## WHAT THIS TASK INVOLVES
Read the lines below. Copy out any that hold the string "Participants".

#####

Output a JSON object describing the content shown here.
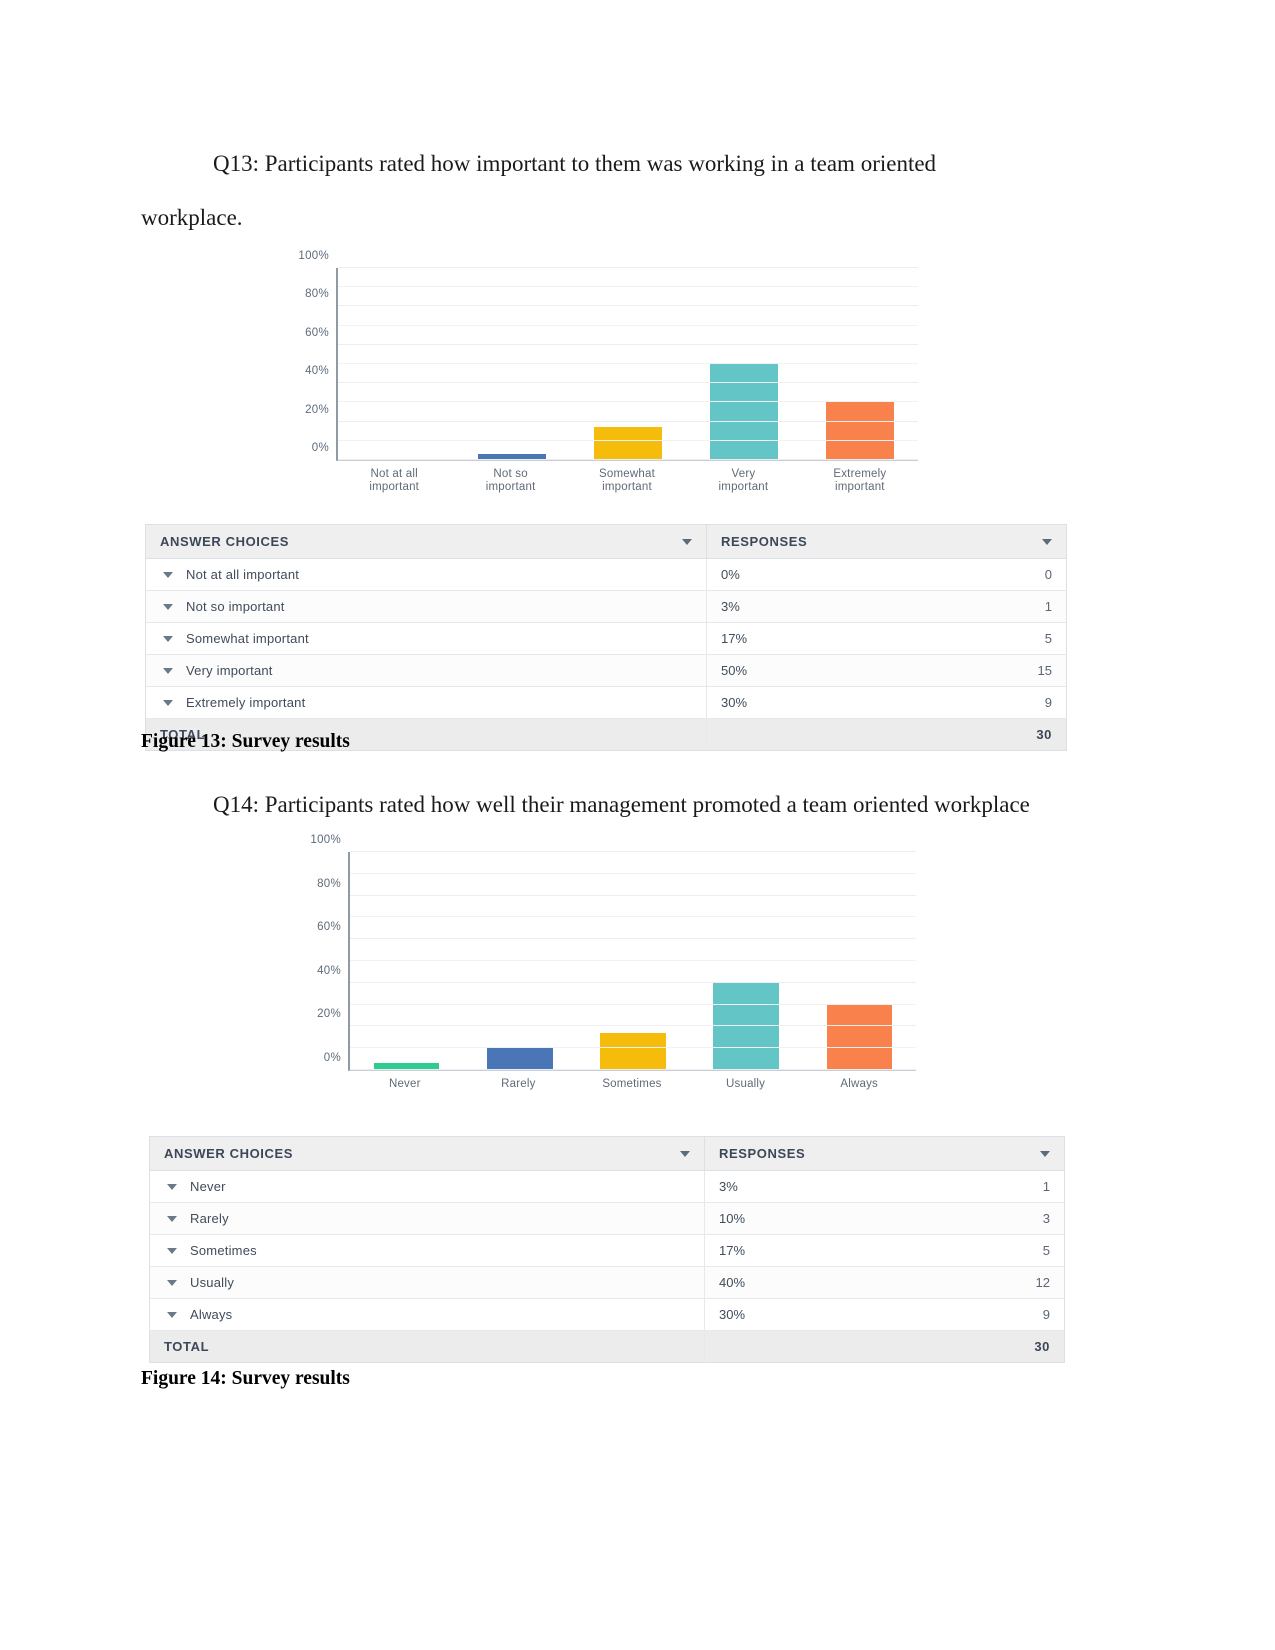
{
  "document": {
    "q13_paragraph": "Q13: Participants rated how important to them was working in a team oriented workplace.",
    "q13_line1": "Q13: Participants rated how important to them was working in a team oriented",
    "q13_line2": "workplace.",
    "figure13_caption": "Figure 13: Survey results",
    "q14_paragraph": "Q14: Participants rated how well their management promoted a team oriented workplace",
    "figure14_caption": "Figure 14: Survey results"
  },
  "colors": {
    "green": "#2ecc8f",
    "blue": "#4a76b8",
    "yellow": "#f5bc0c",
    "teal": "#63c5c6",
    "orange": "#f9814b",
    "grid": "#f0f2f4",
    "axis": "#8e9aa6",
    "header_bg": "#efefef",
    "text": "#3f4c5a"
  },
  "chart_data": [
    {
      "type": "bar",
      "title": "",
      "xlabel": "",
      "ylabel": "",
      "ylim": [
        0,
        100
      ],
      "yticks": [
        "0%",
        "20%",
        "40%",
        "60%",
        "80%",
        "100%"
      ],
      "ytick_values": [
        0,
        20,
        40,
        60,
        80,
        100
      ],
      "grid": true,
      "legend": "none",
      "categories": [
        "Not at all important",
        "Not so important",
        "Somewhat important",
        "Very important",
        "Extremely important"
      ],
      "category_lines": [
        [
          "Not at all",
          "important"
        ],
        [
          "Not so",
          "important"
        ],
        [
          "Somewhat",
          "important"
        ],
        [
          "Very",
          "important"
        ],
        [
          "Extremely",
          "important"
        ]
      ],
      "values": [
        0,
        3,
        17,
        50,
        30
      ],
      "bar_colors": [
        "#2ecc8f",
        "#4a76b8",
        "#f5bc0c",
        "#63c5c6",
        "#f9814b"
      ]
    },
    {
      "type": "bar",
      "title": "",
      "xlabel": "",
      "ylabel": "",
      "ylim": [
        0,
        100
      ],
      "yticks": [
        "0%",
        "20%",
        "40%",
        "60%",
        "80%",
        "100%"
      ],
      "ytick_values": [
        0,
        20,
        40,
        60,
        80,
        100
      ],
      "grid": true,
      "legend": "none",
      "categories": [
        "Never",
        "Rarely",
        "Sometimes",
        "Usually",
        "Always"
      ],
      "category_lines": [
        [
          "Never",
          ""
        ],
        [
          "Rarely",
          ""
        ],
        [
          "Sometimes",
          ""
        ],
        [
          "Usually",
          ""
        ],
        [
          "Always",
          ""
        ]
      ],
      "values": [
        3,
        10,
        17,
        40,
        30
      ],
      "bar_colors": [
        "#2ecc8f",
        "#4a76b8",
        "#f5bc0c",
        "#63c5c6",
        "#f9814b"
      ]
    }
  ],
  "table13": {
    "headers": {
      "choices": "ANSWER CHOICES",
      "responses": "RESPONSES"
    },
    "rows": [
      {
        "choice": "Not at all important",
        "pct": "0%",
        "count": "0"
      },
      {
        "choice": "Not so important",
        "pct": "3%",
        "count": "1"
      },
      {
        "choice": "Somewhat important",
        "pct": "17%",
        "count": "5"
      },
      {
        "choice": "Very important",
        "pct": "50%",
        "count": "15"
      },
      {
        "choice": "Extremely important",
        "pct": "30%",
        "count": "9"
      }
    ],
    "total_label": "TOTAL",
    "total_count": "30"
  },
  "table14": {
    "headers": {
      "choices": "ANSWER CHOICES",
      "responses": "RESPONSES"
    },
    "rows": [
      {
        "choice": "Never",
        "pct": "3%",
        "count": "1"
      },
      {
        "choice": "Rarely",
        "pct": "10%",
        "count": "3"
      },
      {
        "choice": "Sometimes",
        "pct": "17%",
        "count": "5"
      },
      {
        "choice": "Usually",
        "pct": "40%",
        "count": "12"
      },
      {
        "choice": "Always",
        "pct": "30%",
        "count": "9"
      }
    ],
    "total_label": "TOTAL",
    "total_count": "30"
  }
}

#####

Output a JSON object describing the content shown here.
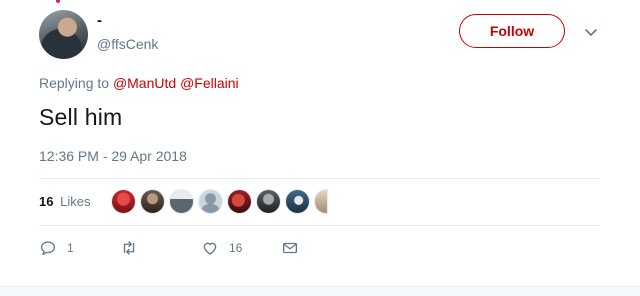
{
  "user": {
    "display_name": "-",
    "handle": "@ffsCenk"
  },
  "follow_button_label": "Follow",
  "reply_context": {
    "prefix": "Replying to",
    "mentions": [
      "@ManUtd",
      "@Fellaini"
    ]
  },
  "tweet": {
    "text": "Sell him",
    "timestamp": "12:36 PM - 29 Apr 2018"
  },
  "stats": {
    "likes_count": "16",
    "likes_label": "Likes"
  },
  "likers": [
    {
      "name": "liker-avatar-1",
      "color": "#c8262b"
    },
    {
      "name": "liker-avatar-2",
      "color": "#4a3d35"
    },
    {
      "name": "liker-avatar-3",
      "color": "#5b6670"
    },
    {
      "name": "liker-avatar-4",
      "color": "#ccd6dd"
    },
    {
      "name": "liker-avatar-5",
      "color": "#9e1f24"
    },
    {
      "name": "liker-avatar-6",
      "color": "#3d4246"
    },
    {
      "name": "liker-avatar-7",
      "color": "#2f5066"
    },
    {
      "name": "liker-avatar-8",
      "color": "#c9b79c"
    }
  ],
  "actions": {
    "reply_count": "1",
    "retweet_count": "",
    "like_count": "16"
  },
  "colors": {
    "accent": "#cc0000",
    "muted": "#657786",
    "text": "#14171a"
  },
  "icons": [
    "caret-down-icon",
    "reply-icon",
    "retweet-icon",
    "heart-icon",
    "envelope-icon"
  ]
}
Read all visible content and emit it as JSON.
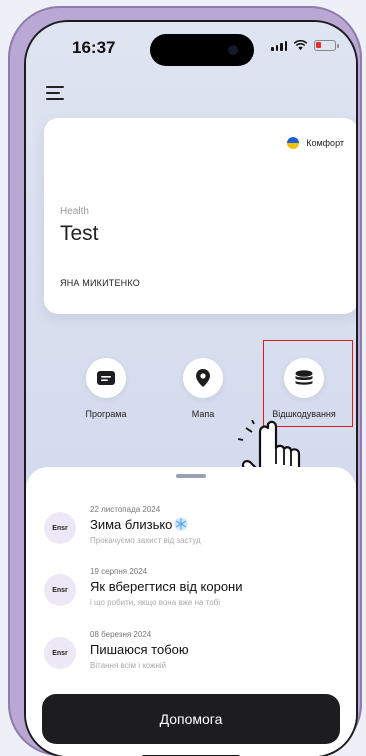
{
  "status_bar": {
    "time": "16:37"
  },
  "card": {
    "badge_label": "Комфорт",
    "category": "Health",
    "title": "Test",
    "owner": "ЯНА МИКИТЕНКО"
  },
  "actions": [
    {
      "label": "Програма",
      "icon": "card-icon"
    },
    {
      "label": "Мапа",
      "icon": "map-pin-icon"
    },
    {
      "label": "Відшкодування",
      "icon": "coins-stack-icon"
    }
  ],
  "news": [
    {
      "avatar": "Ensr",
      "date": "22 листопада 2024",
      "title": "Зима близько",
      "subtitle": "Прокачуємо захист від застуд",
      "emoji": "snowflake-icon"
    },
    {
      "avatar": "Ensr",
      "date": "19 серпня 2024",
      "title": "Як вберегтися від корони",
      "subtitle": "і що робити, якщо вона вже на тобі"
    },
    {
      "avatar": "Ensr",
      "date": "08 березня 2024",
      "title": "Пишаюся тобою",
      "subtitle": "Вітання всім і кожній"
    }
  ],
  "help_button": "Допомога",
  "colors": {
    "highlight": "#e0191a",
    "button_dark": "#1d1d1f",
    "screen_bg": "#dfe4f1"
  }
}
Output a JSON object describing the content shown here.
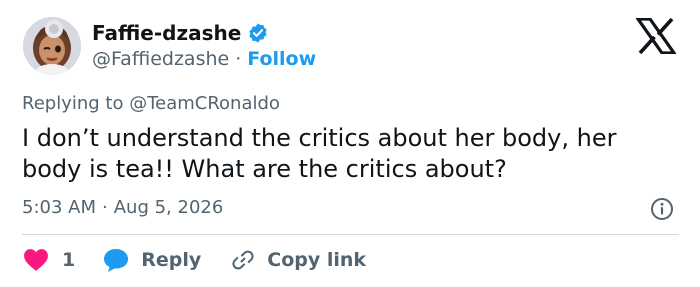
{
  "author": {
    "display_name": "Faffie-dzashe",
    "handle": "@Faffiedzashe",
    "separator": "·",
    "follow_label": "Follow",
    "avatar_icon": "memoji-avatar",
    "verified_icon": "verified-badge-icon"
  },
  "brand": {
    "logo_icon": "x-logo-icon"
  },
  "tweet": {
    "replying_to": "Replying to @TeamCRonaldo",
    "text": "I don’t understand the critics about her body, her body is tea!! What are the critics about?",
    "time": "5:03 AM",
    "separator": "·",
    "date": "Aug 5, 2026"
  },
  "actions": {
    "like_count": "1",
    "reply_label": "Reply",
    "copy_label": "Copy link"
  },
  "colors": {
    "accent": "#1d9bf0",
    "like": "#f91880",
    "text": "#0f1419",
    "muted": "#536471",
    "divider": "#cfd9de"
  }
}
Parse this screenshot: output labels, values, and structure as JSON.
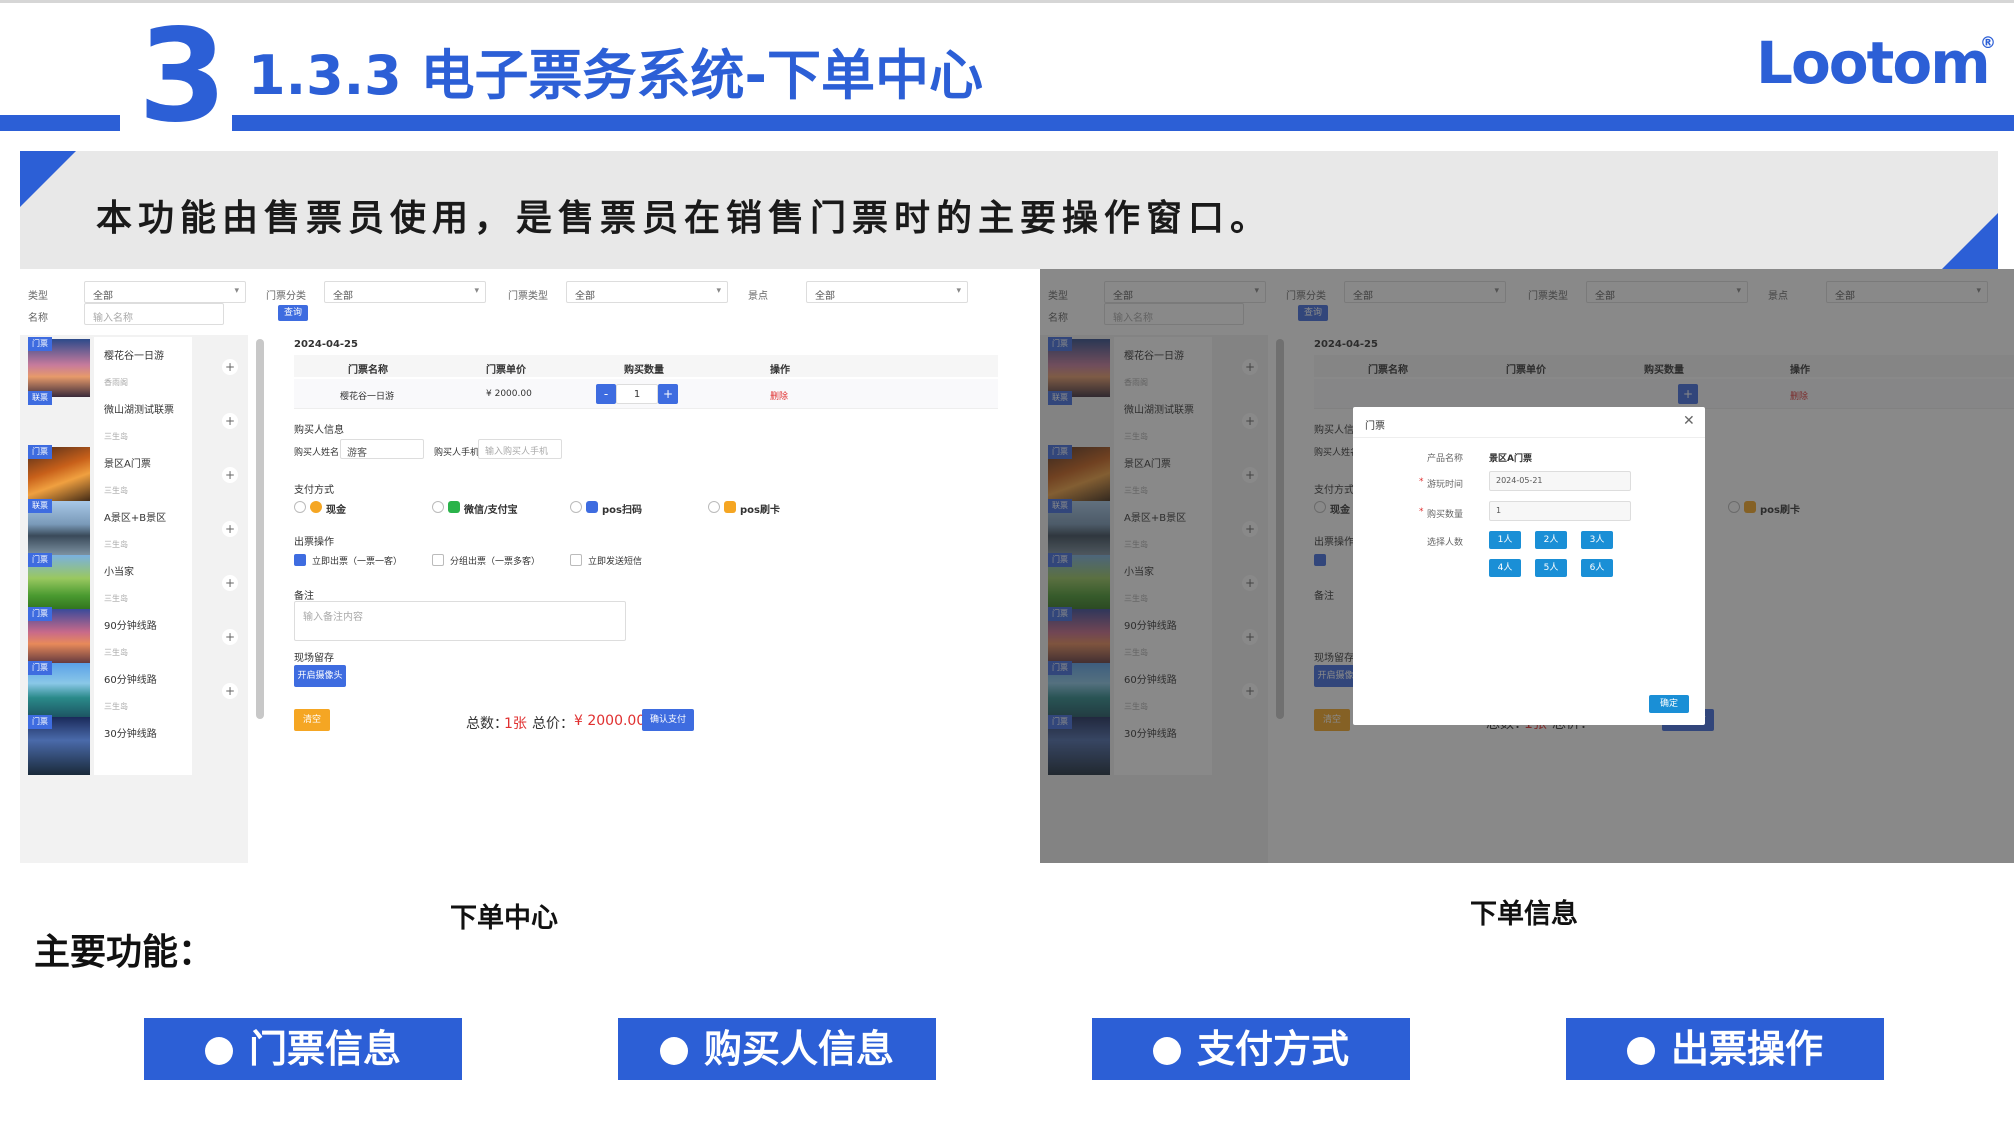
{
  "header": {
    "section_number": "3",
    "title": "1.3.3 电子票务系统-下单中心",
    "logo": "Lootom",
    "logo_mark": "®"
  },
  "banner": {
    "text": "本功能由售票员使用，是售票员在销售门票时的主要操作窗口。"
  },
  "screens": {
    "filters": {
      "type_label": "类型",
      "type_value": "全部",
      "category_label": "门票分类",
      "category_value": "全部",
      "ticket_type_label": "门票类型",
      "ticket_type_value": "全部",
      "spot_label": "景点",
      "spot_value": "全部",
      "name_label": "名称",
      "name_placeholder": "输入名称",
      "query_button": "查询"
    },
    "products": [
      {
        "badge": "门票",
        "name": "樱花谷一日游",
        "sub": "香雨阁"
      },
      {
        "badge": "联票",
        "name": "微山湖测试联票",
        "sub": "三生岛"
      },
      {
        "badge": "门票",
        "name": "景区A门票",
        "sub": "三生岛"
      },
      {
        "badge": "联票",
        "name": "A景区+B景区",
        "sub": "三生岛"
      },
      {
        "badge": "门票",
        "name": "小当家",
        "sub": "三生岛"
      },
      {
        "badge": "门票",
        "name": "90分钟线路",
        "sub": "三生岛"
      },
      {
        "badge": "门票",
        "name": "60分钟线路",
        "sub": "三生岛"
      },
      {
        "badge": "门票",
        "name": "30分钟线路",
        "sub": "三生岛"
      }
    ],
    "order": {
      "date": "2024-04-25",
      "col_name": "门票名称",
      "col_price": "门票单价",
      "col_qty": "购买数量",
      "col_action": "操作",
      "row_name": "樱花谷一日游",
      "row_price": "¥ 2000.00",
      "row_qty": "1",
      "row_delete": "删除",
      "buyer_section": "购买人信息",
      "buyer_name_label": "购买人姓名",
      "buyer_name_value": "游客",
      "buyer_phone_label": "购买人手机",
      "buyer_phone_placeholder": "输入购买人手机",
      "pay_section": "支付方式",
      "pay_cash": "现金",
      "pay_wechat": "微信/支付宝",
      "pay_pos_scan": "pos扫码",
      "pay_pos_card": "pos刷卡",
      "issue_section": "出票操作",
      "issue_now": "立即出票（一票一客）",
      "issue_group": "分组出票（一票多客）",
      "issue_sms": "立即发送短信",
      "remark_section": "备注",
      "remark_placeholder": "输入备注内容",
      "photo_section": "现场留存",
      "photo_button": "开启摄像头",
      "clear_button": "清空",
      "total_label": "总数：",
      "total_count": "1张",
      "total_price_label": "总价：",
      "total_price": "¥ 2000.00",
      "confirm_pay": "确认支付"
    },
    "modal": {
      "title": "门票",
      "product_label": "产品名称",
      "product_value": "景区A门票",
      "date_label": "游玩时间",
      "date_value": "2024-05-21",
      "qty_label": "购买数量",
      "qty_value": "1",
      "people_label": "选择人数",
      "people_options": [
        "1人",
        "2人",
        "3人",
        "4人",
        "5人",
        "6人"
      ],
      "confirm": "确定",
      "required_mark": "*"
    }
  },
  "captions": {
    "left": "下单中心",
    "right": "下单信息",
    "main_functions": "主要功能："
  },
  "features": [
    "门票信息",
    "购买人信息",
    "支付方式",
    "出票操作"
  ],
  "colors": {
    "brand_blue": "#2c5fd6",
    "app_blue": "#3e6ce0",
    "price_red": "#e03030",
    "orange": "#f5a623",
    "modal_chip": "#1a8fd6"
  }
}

#####

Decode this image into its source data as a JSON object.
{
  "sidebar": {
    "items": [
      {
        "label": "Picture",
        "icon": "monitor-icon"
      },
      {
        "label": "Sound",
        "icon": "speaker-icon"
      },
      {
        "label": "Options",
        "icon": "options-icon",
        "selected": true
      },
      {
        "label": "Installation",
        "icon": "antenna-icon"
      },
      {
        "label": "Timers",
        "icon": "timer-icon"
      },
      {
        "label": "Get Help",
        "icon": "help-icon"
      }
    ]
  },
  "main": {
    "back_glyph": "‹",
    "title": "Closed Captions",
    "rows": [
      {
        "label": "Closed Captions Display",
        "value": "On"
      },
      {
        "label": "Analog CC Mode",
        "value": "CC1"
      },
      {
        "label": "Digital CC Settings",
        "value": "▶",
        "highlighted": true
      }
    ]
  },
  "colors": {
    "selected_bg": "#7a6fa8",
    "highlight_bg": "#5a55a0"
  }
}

#####

## EXERCISE ANSWER
    "q13_paragraph": "Q13: Participants rated how important to them was working in a team oriented workplace.",
    "q13_line1": "Q13: Participants rated how important to them was working in a team oriented",
    "q14_paragraph": "Q14: Participants rated how well their management promoted a team oriented workplace",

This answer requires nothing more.